**EXERCISE**
Gather all lines from the material that contain "distance".

[Records from a collection of figures]
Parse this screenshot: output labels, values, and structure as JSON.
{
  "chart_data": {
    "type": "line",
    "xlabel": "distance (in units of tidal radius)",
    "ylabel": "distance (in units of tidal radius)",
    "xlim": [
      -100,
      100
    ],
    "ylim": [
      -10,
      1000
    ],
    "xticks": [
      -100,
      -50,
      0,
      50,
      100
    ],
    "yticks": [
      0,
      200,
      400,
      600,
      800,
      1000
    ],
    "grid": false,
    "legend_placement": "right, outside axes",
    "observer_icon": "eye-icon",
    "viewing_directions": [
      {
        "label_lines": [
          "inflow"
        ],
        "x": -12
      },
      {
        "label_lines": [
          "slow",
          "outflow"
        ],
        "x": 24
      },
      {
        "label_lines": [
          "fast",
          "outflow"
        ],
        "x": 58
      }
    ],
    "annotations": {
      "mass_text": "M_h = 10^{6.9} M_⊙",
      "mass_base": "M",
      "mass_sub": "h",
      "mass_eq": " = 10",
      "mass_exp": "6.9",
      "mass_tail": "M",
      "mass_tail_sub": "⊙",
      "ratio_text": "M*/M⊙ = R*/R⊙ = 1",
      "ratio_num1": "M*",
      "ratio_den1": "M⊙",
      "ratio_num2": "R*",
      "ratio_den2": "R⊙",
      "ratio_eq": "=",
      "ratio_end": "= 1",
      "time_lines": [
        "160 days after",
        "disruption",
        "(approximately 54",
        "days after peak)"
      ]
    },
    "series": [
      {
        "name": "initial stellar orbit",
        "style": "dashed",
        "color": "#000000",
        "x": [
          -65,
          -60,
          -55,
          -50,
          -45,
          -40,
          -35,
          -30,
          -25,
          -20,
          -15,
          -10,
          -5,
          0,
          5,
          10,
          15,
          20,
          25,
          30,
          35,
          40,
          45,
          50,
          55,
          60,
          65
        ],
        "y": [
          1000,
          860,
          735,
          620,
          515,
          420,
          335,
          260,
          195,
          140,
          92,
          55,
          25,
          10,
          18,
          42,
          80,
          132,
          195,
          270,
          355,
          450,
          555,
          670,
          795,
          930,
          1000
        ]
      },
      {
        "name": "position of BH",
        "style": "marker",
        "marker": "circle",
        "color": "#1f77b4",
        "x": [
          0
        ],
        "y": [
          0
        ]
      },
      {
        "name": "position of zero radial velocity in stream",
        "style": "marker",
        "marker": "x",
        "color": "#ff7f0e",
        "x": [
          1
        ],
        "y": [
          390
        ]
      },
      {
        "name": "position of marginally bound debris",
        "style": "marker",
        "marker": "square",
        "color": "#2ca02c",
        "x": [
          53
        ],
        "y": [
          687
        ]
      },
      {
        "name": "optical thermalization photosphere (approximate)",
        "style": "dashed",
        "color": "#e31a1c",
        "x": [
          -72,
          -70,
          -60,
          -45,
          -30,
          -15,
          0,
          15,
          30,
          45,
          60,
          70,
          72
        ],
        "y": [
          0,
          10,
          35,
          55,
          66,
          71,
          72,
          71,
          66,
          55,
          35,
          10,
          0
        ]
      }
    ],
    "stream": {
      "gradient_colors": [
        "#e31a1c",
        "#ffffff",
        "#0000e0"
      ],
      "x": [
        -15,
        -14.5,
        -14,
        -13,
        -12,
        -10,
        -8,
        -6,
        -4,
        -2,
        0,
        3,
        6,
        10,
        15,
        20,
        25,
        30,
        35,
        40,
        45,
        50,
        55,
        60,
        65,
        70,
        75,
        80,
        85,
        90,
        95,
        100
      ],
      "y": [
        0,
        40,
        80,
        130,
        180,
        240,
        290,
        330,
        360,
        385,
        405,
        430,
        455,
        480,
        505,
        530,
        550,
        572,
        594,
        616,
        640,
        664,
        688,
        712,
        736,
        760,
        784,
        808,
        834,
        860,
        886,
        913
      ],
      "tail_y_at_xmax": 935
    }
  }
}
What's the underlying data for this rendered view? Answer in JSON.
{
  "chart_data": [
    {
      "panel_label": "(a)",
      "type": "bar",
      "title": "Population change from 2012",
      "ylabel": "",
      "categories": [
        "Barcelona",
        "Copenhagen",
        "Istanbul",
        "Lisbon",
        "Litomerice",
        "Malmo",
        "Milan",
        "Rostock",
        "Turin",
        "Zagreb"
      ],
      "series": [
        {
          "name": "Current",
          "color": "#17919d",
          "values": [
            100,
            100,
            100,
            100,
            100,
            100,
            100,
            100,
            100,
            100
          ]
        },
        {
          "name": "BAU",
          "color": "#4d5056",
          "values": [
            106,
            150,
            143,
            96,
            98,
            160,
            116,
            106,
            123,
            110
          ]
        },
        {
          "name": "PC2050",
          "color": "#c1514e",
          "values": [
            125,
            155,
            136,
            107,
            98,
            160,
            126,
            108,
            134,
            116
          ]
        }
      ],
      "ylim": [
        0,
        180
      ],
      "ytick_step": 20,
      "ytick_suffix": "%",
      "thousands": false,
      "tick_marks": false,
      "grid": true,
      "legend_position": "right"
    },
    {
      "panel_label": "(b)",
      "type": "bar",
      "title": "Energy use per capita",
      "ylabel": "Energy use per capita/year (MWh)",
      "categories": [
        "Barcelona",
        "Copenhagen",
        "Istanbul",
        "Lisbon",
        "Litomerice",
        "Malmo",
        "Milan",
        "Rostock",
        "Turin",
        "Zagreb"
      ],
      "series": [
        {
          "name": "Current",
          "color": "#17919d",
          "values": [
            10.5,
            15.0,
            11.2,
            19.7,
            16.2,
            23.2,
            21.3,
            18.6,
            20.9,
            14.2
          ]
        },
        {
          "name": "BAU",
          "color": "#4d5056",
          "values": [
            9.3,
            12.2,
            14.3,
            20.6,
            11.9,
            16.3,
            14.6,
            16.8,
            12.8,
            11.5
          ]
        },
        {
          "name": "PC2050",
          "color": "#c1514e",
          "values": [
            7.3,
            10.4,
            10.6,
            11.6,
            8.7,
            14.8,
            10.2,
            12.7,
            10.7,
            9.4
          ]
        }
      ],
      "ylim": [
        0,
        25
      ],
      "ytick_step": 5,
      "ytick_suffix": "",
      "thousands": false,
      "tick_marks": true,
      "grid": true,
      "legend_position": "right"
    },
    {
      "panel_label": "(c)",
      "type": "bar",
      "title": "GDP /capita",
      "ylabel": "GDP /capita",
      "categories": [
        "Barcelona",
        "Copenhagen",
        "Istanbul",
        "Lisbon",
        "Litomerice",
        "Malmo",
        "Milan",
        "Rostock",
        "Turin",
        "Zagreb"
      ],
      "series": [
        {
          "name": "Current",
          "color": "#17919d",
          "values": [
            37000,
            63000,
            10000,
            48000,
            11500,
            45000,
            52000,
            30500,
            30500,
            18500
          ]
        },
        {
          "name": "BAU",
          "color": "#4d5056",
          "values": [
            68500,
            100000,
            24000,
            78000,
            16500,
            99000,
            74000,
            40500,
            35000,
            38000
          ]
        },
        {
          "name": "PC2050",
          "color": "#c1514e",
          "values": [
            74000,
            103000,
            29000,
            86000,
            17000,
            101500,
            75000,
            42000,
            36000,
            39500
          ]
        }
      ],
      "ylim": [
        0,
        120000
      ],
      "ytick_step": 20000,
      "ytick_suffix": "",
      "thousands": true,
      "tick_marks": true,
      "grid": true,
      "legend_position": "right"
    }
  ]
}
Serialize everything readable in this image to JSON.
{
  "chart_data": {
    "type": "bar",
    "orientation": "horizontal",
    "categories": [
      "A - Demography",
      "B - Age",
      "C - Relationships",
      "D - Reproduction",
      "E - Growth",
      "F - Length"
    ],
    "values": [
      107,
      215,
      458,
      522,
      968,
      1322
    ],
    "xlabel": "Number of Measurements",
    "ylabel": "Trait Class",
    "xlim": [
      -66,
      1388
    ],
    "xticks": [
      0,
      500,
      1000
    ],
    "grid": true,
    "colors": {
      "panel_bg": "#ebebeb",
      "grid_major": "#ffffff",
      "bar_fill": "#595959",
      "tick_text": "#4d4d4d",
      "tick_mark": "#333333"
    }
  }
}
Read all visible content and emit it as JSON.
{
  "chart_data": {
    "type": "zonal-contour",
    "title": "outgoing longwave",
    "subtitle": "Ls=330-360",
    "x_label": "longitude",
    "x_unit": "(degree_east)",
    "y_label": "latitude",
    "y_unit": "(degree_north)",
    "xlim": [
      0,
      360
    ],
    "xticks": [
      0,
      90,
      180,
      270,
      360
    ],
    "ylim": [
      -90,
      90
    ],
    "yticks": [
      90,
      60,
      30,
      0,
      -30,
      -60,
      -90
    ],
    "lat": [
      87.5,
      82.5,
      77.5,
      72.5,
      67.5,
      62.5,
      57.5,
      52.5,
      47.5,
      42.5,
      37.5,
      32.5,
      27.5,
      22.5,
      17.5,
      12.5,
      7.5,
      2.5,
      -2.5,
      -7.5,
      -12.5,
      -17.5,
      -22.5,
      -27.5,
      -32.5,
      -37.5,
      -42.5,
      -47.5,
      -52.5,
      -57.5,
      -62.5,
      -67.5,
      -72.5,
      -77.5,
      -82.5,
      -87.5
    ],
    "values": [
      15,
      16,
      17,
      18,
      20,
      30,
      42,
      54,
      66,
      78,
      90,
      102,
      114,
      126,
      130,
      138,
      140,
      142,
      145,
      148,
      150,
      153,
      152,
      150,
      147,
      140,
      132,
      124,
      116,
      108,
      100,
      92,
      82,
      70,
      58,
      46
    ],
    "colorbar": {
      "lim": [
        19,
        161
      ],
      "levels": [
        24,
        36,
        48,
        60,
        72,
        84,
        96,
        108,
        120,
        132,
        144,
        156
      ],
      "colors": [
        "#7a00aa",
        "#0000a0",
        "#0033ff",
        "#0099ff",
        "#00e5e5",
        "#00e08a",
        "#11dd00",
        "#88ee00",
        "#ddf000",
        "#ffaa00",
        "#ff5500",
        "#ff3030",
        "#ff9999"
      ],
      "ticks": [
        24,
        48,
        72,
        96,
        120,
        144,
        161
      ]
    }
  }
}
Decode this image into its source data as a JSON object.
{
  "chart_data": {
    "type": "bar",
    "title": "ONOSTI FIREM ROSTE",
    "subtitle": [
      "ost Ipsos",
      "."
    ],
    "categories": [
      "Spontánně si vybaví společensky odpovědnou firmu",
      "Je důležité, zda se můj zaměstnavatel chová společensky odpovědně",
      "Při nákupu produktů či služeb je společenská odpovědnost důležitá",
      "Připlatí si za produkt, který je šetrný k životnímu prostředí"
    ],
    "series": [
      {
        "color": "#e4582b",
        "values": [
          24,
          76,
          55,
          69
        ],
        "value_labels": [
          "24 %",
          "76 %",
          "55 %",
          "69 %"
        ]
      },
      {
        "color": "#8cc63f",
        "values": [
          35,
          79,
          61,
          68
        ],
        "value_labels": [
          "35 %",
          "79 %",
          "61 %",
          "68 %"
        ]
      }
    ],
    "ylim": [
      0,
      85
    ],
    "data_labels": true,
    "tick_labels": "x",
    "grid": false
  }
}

**COMPLETED TASK**
    "xlabel": "distance (in units of tidal radius)",
    "ylabel": "distance (in units of tidal radius)",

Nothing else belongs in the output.